▶ [PROVIDED TEXT]:
Whether or not you plan to be present at the meeting, you are requested to sign
and return the Proxy in the enclosed envelope to which no postage need be
affixed if mailed in the United States. Your prompt attention will be
appreciated. Prior to being voted, the Proxy may be withdrawn in the manner
specified in the Proxy Statement.
 
                                              By Order of the Board of Directors
 
                                                          EUGENE A. GARGARO, JR.
                                                          EUGENE A. GARGARO, JR.
                                                                       Secretary
April 27, 1998
<PAGE>   3
 
                                PROXY STATEMENT
 
                       ANNUAL MEETING OF STOCKHOLDERS OF
                                MASCOTECH, INC.
 
                                  May 19, 1998
 
                              GENERAL INFORMATION
 
     The solicitation of the enclosed Proxy is made by the Board of Directors of
MascoTech, Inc. (the "Company") for use at the Annual Meeting of Stockholders of
the Company to be held at its offices at 21001 Van Born Road, Taylor, Michigan
48180, on Tuesday, May 19, 1998 at 2:00 P.M., Eastern daylight time, and at any
adjournment thereof.
 
     The expense of this solicitation will be borne by the Company. Solicitation
will be by use of the mails, and executive officers and other employees of the
Company may solicit Proxies, without extra compensation, personally and by
telephone and other means of communication. In addition, the Company has
retained Morrow & Company, Inc. to assist in the solicitation of Proxies for a
fee of $5,000, plus expenses. The Company will also reimburse brokers and other
persons holding Company Common Stock in their names or in the names of their
nominees for their reasonable expenses in forwarding Proxies and Proxy materials
to beneficial owners.
 
     Stockholders of record as of the close of business on March 27, 1998 will
be entitled to vote at the Annual Meeting. On that date, there were 47,235,208
shares of Company Common Stock, $1 par value, outstanding and entitled to vote.

▶ [RECORDED DATA]:
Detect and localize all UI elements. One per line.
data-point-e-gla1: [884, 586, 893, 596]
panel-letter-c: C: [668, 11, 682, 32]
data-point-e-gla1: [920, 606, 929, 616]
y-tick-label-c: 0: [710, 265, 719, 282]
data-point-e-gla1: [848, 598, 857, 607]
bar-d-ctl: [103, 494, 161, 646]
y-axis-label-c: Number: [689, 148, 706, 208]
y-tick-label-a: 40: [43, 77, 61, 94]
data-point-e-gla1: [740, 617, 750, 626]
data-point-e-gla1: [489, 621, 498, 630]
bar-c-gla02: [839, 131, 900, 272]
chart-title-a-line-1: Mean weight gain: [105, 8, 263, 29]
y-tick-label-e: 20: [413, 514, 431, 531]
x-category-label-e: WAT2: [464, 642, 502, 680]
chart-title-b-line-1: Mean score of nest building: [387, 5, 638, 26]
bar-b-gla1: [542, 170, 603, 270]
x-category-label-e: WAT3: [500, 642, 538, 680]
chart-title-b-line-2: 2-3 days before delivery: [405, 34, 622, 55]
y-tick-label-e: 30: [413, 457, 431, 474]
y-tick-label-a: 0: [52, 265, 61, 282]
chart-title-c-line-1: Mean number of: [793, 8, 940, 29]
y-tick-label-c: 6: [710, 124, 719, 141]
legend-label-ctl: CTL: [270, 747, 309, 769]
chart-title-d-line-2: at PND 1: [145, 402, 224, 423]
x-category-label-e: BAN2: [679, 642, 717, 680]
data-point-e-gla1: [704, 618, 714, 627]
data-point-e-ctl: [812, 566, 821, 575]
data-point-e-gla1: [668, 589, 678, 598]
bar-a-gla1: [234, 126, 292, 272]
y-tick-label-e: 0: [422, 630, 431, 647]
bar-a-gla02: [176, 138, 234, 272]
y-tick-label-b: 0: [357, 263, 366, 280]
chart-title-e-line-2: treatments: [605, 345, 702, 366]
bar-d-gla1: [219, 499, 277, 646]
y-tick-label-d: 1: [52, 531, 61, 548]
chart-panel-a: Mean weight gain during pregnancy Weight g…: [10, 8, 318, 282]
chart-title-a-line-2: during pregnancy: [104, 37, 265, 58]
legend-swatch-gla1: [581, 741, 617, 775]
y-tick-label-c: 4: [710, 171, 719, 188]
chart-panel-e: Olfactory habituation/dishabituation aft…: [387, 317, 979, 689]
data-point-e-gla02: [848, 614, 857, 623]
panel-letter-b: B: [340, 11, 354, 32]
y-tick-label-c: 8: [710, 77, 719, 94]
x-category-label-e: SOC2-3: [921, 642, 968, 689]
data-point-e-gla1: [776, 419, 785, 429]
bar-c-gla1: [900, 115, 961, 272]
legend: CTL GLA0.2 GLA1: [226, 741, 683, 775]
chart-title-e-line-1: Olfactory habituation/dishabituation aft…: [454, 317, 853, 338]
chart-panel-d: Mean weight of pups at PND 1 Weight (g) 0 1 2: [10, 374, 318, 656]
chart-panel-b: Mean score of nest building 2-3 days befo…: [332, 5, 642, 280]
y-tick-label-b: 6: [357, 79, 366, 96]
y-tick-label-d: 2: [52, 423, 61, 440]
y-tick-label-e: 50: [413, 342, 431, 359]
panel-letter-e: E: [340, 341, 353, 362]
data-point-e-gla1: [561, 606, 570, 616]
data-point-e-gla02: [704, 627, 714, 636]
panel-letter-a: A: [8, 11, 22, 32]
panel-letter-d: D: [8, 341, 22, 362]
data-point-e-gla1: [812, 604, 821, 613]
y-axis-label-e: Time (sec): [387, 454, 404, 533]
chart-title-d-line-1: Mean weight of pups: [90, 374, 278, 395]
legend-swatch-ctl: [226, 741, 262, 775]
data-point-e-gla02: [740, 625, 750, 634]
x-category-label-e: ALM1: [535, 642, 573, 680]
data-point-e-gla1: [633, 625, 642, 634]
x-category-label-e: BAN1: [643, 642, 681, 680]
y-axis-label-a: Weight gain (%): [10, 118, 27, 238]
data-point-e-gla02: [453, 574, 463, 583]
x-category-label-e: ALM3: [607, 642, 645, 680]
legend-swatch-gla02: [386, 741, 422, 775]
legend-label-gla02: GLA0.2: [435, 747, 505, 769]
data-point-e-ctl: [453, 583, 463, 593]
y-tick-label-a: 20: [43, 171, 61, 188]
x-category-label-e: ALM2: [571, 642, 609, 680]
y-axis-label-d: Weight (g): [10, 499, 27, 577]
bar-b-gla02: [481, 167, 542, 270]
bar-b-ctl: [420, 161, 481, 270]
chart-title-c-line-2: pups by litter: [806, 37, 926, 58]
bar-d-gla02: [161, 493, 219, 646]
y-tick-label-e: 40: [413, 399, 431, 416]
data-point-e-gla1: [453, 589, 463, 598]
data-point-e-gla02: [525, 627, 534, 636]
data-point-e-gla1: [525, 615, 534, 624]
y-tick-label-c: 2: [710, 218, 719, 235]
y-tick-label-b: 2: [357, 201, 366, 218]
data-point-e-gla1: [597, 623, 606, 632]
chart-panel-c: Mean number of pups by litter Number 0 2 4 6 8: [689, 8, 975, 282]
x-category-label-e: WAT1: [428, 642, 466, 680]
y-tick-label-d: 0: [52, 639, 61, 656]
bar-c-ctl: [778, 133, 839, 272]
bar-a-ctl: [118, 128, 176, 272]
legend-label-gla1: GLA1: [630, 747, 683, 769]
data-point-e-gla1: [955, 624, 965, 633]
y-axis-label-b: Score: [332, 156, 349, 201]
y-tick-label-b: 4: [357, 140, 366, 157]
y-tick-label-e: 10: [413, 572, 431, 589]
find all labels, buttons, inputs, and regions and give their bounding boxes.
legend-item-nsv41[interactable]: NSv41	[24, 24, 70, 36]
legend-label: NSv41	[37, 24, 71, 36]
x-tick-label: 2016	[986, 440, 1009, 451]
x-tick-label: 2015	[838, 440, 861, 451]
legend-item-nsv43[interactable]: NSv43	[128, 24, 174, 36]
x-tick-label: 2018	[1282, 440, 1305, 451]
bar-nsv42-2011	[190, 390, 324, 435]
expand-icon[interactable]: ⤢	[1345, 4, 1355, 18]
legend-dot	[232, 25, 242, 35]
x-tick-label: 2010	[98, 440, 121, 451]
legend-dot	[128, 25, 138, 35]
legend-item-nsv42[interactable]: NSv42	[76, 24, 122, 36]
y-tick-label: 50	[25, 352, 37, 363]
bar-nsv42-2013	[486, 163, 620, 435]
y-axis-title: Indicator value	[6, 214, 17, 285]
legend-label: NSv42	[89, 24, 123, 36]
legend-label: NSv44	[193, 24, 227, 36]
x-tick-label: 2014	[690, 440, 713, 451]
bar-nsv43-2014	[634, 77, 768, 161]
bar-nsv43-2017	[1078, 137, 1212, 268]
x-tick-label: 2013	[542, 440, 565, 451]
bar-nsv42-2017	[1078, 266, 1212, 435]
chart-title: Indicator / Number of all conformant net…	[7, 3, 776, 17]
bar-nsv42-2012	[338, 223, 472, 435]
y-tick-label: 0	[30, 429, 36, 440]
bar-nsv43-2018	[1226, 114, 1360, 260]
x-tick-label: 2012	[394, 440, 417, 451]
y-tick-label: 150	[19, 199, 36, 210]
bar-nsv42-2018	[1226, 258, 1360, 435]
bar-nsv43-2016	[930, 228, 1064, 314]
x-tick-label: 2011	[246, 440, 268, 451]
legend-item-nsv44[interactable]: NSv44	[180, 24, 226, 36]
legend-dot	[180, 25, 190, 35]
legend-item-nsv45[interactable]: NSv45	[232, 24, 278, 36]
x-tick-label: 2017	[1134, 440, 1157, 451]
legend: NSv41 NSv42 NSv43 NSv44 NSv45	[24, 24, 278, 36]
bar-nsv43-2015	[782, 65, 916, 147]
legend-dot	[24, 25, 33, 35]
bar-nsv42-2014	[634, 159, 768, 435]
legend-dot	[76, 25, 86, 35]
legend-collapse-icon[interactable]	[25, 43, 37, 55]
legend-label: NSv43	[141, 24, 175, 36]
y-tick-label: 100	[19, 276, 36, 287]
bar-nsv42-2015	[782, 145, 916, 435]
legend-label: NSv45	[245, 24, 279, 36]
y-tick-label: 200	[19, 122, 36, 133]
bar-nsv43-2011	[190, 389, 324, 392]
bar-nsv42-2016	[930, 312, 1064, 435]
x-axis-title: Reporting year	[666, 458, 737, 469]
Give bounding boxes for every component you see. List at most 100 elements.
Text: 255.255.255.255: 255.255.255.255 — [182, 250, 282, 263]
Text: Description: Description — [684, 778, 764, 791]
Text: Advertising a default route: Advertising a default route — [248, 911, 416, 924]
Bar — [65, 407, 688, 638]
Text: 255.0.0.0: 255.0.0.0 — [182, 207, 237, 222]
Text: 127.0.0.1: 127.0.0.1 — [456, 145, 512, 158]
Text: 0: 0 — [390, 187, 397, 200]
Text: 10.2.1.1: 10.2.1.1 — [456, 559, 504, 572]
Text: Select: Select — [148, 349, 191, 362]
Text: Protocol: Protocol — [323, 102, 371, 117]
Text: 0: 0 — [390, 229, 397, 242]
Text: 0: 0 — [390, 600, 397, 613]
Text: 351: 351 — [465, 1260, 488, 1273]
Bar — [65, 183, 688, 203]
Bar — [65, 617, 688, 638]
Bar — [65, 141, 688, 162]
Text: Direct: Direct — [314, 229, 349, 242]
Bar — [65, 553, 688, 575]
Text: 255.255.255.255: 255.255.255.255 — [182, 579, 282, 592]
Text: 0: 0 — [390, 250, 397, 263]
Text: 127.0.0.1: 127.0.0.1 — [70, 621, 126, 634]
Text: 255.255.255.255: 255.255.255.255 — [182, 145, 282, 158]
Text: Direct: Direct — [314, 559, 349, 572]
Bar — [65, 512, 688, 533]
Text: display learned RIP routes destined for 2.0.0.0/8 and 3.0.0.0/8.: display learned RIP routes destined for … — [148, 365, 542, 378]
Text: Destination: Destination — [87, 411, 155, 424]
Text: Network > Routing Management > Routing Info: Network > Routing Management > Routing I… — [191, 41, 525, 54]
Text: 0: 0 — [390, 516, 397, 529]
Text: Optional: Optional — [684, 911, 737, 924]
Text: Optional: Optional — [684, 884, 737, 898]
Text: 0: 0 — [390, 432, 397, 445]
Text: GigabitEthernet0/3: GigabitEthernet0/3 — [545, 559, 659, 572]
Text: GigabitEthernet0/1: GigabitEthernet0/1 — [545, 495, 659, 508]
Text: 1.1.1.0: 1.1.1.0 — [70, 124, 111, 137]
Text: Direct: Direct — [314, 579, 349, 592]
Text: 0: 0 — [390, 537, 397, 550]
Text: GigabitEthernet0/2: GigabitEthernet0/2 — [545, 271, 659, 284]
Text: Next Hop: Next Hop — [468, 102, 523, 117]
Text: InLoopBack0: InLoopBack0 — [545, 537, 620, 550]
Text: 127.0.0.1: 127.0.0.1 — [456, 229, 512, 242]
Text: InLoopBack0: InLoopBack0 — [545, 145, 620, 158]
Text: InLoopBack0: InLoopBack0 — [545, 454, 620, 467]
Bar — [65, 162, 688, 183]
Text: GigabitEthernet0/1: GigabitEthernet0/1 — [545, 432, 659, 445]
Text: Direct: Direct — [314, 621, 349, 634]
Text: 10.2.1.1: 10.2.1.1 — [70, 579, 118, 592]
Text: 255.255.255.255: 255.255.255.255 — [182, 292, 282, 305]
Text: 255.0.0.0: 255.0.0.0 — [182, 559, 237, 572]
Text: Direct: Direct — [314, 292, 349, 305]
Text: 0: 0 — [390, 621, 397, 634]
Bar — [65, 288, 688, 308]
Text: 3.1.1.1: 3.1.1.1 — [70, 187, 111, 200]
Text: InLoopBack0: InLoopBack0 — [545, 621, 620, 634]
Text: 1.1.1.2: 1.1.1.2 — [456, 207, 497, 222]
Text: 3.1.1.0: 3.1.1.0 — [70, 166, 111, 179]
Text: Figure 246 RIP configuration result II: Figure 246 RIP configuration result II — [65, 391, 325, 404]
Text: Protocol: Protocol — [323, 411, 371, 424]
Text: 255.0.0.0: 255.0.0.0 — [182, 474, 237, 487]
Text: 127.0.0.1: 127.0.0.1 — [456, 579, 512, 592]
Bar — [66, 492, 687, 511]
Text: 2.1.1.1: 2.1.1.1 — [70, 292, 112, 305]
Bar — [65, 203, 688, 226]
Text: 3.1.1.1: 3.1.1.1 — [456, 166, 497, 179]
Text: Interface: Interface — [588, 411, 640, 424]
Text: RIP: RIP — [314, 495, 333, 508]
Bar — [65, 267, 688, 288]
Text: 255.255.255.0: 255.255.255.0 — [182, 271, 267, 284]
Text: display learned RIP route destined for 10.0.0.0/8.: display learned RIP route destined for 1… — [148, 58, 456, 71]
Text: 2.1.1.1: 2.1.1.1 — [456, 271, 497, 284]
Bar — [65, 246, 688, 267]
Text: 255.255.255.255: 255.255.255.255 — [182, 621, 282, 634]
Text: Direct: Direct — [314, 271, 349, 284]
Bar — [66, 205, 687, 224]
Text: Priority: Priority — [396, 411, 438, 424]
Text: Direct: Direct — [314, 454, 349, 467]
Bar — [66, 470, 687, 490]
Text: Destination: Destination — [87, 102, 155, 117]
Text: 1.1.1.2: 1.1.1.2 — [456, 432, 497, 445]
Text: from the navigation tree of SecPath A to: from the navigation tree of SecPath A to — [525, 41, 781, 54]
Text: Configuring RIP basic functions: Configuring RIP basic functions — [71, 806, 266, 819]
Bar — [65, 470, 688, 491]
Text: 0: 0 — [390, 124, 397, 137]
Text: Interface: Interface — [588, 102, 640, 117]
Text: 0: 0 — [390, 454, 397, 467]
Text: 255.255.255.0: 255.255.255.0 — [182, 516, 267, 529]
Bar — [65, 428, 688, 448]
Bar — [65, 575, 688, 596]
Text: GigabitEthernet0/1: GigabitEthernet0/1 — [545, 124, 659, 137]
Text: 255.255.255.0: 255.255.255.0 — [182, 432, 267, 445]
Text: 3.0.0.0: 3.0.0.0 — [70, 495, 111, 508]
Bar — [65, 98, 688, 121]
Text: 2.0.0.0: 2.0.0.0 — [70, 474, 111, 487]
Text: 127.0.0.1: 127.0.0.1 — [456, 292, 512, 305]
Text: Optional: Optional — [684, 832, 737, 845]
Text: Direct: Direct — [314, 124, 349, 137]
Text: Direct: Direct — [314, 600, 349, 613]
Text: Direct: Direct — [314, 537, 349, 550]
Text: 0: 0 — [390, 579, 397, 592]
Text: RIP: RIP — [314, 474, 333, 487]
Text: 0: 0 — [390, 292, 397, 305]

▶ [STATED GOAL 1]:
In the MascoTech proxy statement, what fee will Morrow & Company, Inc. receive for helping solicit Proxies?
▶ [STATED GOAL 2]:
List every calendar date that appears in the MascoTech proxy statement.
▶ [STATED GOAL 3]:
Resume the MascoTech proxy statement after its final sentence and write the paragraph that would follow.

▶ [EXERCISE RESULT 1]:
$5,000, plus expenses.

▶ [EXERCISE RESULT 2]:
April 27, 1998; May 19, 1998; March 27, 1998

▶ [EXERCISE RESULT 3]:
Each share of outstanding Company Common Stock entitles the holder to one vote.
The Company has been advised that Masco Corporation and Directors and officers
of the Company hold in the aggregate approximately 26 percent of the voting
power of the Company and intend to vote their shares in favor of the nominees,
for the ratification of the selection of Coopers & Lybrand L.L.P. and in
accordance with the recommendations of the Company's Board of Directors on any
other matters.
 
     Presence in person or by proxy of holders of a majority of outstanding
shares of Company Common Stock will constitute a quorum at the Annual Meeting.
Broker non-votes and abstentions will be counted toward the establishment of a
quorum.
 
     The shares represented by the Proxy will be voted as instructed if received
in time for the Annual Meeting. Any person signing and mailing the Proxy may,
nevertheless, revoke it at any time before it is exercised by written notice to
the Company (Attention: Eugene A. Gargaro, Jr., Secretary) at its executive
offices at 21001 Van Born Road, Taylor, Michigan 48180, or at the Annual
Meeting. This Proxy Statement and the enclosed Proxy are being mailed or given
to stockholders on or about April 27, 1998.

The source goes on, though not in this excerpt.